## Task to complete
Below is a listing to transcribe in full and exactly; keep the pictures out.

## Records supplied
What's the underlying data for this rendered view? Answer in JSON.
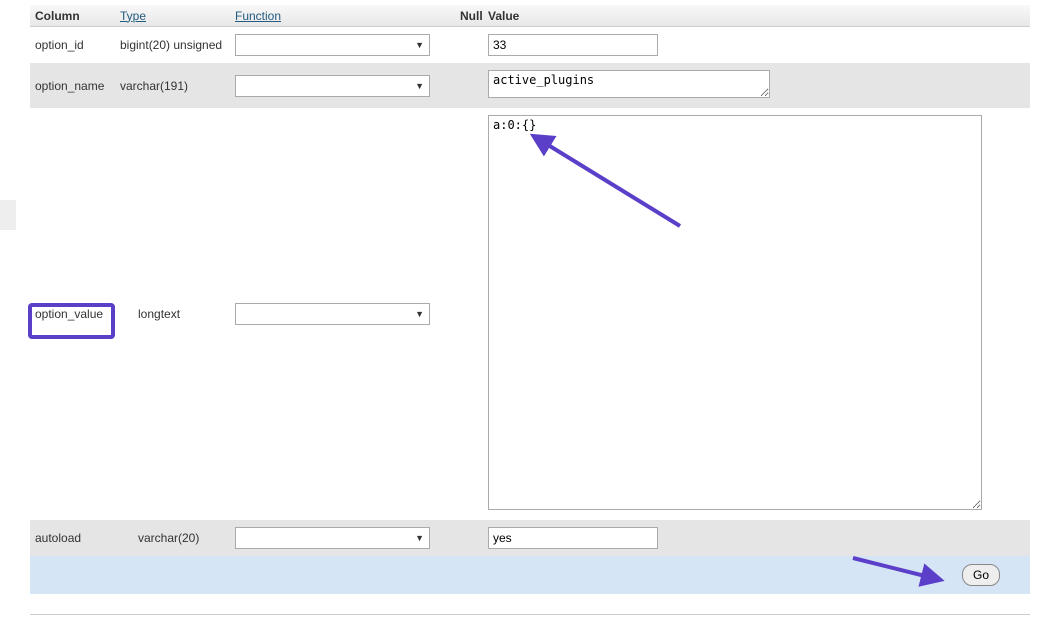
{
  "headers": {
    "column": "Column",
    "type": "Type",
    "function": "Function",
    "null": "Null",
    "value": "Value"
  },
  "rows": [
    {
      "column": "option_id",
      "type": "bigint(20) unsigned",
      "value": "33"
    },
    {
      "column": "option_name",
      "type": "varchar(191)",
      "value": "active_plugins"
    },
    {
      "column": "option_value",
      "type": "longtext",
      "value": "a:0:{}"
    },
    {
      "column": "autoload",
      "type": "varchar(20)",
      "value": "yes"
    }
  ],
  "buttons": {
    "go": "Go"
  }
}
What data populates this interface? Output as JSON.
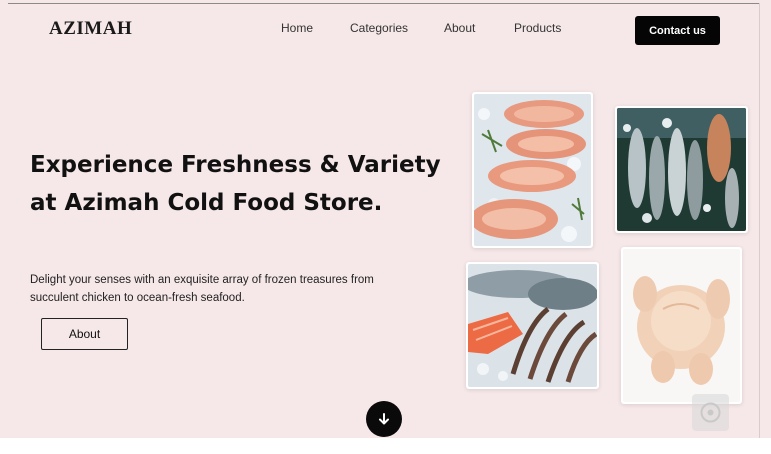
{
  "brand": {
    "name": "AZIMAH"
  },
  "nav": {
    "items": [
      {
        "label": "Home"
      },
      {
        "label": "Categories"
      },
      {
        "label": "About"
      },
      {
        "label": "Products"
      }
    ],
    "contact_label": "Contact us"
  },
  "hero": {
    "headline": "Experience Freshness & Variety at Azimah Cold Food Store.",
    "subtext": "Delight your senses with an exquisite array of frozen treasures from succulent chicken to ocean-fresh seafood.",
    "cta_label": "About"
  },
  "gallery": [
    {
      "icon": "salmon-steaks-image"
    },
    {
      "icon": "fish-on-ice-image"
    },
    {
      "icon": "seafood-platter-image"
    },
    {
      "icon": "whole-chicken-image"
    }
  ],
  "colors": {
    "hero_background": "#f6e8e8",
    "button_dark": "#050505",
    "text": "#111111"
  },
  "icons": {
    "scroll": "arrow-down-icon",
    "widget": "floating-widget-icon"
  }
}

## Solution below
What's the underlying data for this rendered view? Answer in JSON.
{
  "headers": {
    "column": "Column",
    "type": "Type",
    "function": "Function",
    "null": "Null",
    "value": "Value"
  },
  "rows": [
    {
      "column": "option_id",
      "type": "bigint(20) unsigned",
      "value": "33"
    },
    {
      "column": "option_name",
      "type": "varchar(191)",
      "value": "active_plugins"
    },
    {
      "column": "option_value",
      "type": "longtext",
      "value": "a:0:{}"
    },
    {
      "column": "autoload",
      "type": "varchar(20)",
      "value": "yes"
    }
  ],
  "buttons": {
    "go": "Go"
  }
}
What data populates this interface? Output as JSON.
{
  "brand": {
    "name": "AZIMAH"
  },
  "nav": {
    "items": [
      {
        "label": "Home"
      },
      {
        "label": "Categories"
      },
      {
        "label": "About"
      },
      {
        "label": "Products"
      }
    ],
    "contact_label": "Contact us"
  },
  "hero": {
    "headline": "Experience Freshness & Variety at Azimah Cold Food Store.",
    "subtext": "Delight your senses with an exquisite array of frozen treasures from succulent chicken to ocean-fresh seafood.",
    "cta_label": "About"
  },
  "gallery": [
    {
      "icon": "salmon-steaks-image"
    },
    {
      "icon": "fish-on-ice-image"
    },
    {
      "icon": "seafood-platter-image"
    },
    {
      "icon": "whole-chicken-image"
    }
  ],
  "colors": {
    "hero_background": "#f6e8e8",
    "button_dark": "#050505",
    "text": "#111111"
  },
  "icons": {
    "scroll": "arrow-down-icon",
    "widget": "floating-widget-icon"
  }
}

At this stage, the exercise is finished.